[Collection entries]
——————————

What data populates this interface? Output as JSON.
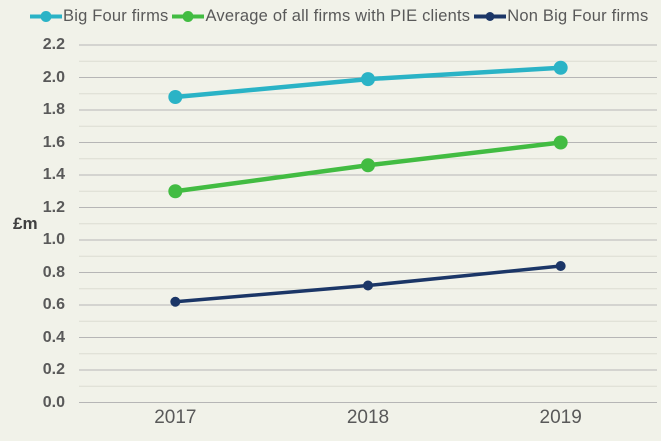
{
  "chart_data": {
    "type": "line",
    "categories": [
      "2017",
      "2018",
      "2019"
    ],
    "series": [
      {
        "name": "Big Four firms",
        "color": "#2ab3c6",
        "values": [
          1.88,
          1.99,
          2.06
        ]
      },
      {
        "name": "Average of all firms with PIE clients",
        "color": "#42bc42",
        "values": [
          1.3,
          1.46,
          1.6
        ]
      },
      {
        "name": "Non Big Four firms",
        "color": "#1b3667",
        "values": [
          0.62,
          0.72,
          0.84
        ]
      }
    ],
    "ylabel": "£m",
    "ylim": [
      0,
      2.2
    ],
    "ytick_labels": [
      "0.0",
      "0.2",
      "0.4",
      "0.6",
      "0.8",
      "1.0",
      "1.2",
      "1.4",
      "1.6",
      "1.8",
      "2.0",
      "2.2"
    ],
    "minor_grid_step": 0.1,
    "grid": true,
    "legend_position": "top"
  },
  "colors": {
    "background": "#f1f2e9",
    "major_grid": "#b6b6b6",
    "minor_grid": "#dcdcd2",
    "tick_text": "#595959"
  }
}
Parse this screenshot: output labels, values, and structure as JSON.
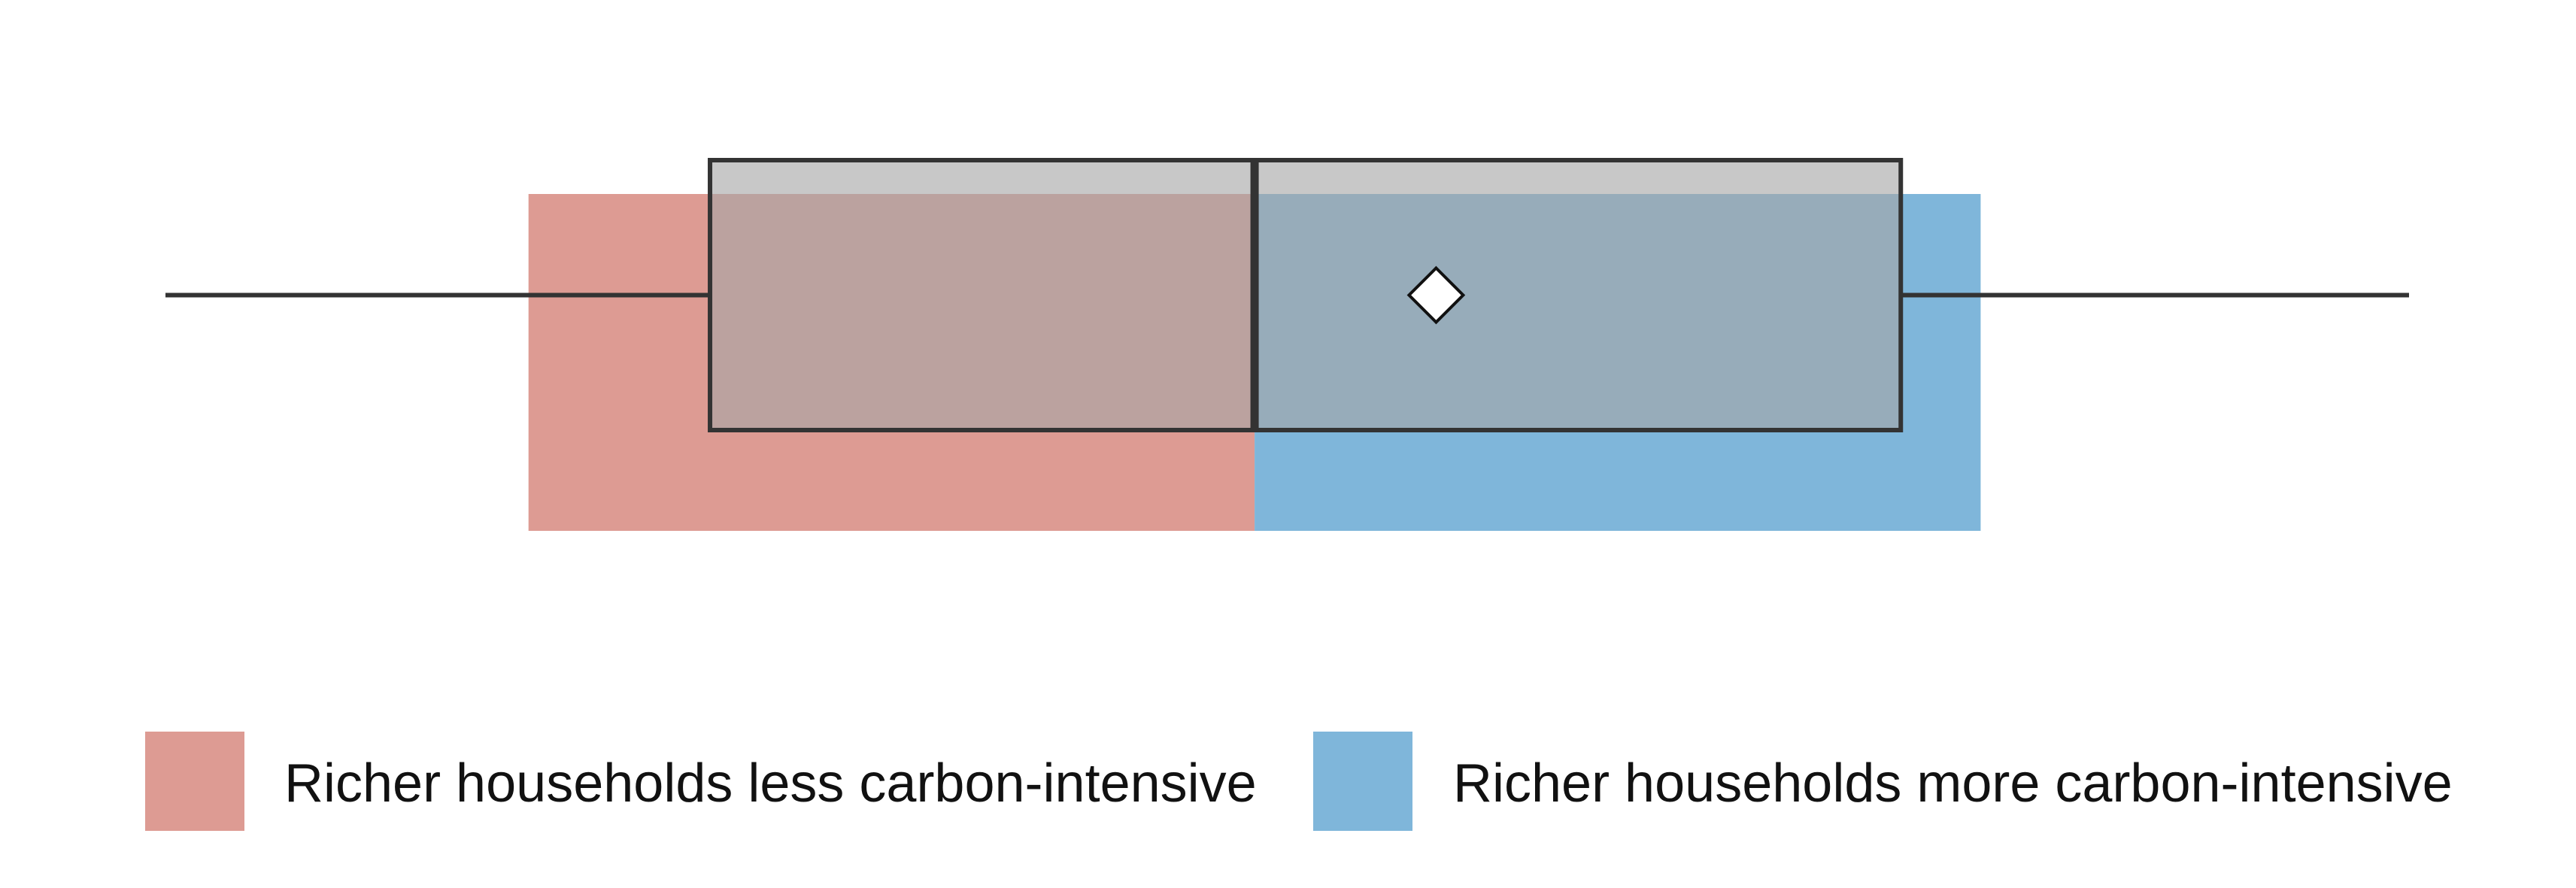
{
  "chart_data": {
    "type": "box",
    "bands": [
      {
        "name": "Richer households less carbon-intensive",
        "range": [
          -2.0,
          0.0
        ],
        "color": "#dd9b93"
      },
      {
        "name": "Richer households more carbon-intensive",
        "range": [
          0.0,
          2.0
        ],
        "color": "#7fb6da"
      }
    ],
    "boxplot": {
      "whisker_low": -3.0,
      "q1": -1.5,
      "median": 0.0,
      "q3": 1.78,
      "whisker_high": 3.18,
      "mean": 0.5
    },
    "xlim": [
      -3.0,
      3.18
    ],
    "xlabel": "",
    "ylabel": "",
    "title": "",
    "grid": false,
    "legend": {
      "placement": "bottom",
      "items": [
        {
          "label": "Richer households less carbon-intensive",
          "color": "#dd9b93"
        },
        {
          "label": "Richer households more carbon-intensive",
          "color": "#7fb6da"
        }
      ]
    },
    "colors": {
      "box_fill": "#a6a6a6",
      "box_edge": "#333333",
      "mean_marker_fill": "#ffffff"
    }
  }
}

——————————

* Written instruction:
Pictures are to be left out; repeat all the remaining data exactly.

* Problem solution:
What data populates this interface? Output as JSON.
{
  "chart_data": {
    "type": "line",
    "categories": [
      "2017",
      "2018",
      "2019"
    ],
    "series": [
      {
        "name": "Big Four firms",
        "color": "#2ab3c6",
        "values": [
          1.88,
          1.99,
          2.06
        ]
      },
      {
        "name": "Average of all firms with PIE clients",
        "color": "#42bc42",
        "values": [
          1.3,
          1.46,
          1.6
        ]
      },
      {
        "name": "Non Big Four firms",
        "color": "#1b3667",
        "values": [
          0.62,
          0.72,
          0.84
        ]
      }
    ],
    "ylabel": "£m",
    "ylim": [
      0,
      2.2
    ],
    "ytick_labels": [
      "0.0",
      "0.2",
      "0.4",
      "0.6",
      "0.8",
      "1.0",
      "1.2",
      "1.4",
      "1.6",
      "1.8",
      "2.0",
      "2.2"
    ],
    "minor_grid_step": 0.1,
    "grid": true,
    "legend_position": "top"
  },
  "colors": {
    "background": "#f1f2e9",
    "major_grid": "#b6b6b6",
    "minor_grid": "#dcdcd2",
    "tick_text": "#595959"
  }
}
Parse this screenshot: output labels, values, and structure as JSON.
{
  "chart_data": {
    "type": "box",
    "bands": [
      {
        "name": "Richer households less carbon-intensive",
        "range": [
          -2.0,
          0.0
        ],
        "color": "#dd9b93"
      },
      {
        "name": "Richer households more carbon-intensive",
        "range": [
          0.0,
          2.0
        ],
        "color": "#7fb6da"
      }
    ],
    "boxplot": {
      "whisker_low": -3.0,
      "q1": -1.5,
      "median": 0.0,
      "q3": 1.78,
      "whisker_high": 3.18,
      "mean": 0.5
    },
    "xlim": [
      -3.0,
      3.18
    ],
    "xlabel": "",
    "ylabel": "",
    "title": "",
    "grid": false,
    "legend": {
      "placement": "bottom",
      "items": [
        {
          "label": "Richer households less carbon-intensive",
          "color": "#dd9b93"
        },
        {
          "label": "Richer households more carbon-intensive",
          "color": "#7fb6da"
        }
      ]
    },
    "colors": {
      "box_fill": "#a6a6a6",
      "box_edge": "#333333",
      "mean_marker_fill": "#ffffff"
    }
  }
}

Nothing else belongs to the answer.